__What to work on__: Wherever the word "ylabel" appears in a line, extract that line.

__Material shown__:
[START]

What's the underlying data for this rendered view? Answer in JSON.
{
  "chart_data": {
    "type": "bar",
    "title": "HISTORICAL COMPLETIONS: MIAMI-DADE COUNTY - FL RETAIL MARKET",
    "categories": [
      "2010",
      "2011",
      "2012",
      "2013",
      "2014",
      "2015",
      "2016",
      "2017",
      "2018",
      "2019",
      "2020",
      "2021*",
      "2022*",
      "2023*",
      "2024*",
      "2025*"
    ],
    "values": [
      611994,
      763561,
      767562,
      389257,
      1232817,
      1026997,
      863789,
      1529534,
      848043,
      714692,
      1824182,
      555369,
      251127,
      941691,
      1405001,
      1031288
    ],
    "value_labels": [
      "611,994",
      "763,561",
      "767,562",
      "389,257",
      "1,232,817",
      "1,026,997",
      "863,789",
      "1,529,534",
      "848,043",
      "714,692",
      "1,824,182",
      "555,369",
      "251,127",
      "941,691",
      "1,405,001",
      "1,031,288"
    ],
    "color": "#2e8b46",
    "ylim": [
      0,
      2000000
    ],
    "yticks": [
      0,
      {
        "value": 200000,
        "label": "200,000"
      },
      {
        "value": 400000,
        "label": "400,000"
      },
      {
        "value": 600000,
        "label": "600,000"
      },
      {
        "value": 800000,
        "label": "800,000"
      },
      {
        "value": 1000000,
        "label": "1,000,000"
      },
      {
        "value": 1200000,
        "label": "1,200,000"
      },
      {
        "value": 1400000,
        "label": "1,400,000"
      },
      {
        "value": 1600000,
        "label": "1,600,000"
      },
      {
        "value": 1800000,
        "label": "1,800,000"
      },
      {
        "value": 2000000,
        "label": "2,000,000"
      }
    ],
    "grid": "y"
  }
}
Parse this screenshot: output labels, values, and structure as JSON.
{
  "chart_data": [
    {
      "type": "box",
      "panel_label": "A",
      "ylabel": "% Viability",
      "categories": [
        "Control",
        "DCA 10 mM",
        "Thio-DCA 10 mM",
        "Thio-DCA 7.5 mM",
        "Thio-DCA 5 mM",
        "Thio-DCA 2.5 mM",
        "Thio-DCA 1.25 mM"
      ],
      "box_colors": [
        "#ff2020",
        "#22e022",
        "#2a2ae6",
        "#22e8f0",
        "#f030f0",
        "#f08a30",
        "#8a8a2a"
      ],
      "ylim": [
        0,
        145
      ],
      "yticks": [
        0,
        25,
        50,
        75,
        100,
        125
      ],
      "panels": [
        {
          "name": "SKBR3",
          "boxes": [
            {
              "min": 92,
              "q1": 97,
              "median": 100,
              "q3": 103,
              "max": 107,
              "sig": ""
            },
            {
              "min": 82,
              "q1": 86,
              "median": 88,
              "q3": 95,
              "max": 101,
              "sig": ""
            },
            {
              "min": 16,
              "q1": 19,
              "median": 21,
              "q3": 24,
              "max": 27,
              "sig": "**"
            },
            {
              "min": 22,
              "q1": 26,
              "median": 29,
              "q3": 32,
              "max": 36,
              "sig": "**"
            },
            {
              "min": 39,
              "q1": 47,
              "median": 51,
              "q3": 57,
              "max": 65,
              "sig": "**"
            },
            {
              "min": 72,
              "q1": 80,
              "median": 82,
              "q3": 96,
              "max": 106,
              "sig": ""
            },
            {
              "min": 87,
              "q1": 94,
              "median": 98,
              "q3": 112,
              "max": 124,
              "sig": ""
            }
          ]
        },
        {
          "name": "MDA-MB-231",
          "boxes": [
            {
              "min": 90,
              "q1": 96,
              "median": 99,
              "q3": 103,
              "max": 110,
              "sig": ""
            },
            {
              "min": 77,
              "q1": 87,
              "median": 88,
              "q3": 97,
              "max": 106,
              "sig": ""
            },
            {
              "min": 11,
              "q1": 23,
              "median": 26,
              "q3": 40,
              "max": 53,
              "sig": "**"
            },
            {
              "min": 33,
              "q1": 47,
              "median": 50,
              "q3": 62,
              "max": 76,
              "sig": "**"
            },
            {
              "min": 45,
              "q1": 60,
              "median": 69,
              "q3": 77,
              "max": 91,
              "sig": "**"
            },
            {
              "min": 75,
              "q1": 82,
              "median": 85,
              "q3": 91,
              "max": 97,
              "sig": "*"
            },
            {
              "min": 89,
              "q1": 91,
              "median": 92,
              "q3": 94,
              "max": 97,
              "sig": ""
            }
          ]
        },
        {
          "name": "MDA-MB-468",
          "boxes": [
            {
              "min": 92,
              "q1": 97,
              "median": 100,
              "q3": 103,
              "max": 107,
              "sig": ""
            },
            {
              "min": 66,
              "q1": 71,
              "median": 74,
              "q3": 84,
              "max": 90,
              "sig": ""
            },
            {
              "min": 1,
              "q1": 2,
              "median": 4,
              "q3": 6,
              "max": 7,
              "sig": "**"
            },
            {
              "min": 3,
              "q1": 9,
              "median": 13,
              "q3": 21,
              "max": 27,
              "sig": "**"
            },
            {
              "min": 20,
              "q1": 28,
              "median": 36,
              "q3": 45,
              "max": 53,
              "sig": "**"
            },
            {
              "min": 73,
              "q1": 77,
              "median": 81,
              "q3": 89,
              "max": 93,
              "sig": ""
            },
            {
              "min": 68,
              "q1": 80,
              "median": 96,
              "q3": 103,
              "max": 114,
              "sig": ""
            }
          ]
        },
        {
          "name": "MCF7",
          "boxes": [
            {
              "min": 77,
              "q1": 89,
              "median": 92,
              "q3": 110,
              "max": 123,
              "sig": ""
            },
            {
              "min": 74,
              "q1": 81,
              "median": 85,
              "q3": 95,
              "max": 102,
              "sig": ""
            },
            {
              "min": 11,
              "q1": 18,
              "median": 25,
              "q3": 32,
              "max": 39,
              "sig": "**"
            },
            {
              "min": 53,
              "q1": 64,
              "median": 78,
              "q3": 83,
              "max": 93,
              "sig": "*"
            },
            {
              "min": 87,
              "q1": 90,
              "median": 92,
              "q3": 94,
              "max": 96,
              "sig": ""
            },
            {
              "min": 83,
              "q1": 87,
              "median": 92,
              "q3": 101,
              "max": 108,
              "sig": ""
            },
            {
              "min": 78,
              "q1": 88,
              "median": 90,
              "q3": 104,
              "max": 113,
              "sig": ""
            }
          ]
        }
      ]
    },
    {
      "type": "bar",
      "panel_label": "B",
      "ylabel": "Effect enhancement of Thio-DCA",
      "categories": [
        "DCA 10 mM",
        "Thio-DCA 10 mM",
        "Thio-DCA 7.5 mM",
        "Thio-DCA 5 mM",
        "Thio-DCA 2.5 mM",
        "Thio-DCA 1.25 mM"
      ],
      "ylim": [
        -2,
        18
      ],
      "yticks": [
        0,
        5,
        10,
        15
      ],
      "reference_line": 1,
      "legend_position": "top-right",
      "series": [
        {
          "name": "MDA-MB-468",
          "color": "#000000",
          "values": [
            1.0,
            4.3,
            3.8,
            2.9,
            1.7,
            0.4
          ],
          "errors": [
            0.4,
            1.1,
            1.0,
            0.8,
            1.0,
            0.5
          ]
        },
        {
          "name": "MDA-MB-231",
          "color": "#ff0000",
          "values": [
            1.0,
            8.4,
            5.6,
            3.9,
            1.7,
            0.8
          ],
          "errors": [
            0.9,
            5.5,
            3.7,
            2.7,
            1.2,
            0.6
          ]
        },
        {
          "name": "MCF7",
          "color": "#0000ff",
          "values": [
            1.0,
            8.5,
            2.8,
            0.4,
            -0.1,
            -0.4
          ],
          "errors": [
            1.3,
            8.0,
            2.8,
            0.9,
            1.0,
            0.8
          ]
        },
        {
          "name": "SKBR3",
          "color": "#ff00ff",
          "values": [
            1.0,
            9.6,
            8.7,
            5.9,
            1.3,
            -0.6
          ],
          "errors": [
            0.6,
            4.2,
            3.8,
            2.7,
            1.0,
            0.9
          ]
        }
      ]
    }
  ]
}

[END]

__Response__:
      "ylabel": "% Viability",
      "ylabel": "Effect enhancement of Thio-DCA",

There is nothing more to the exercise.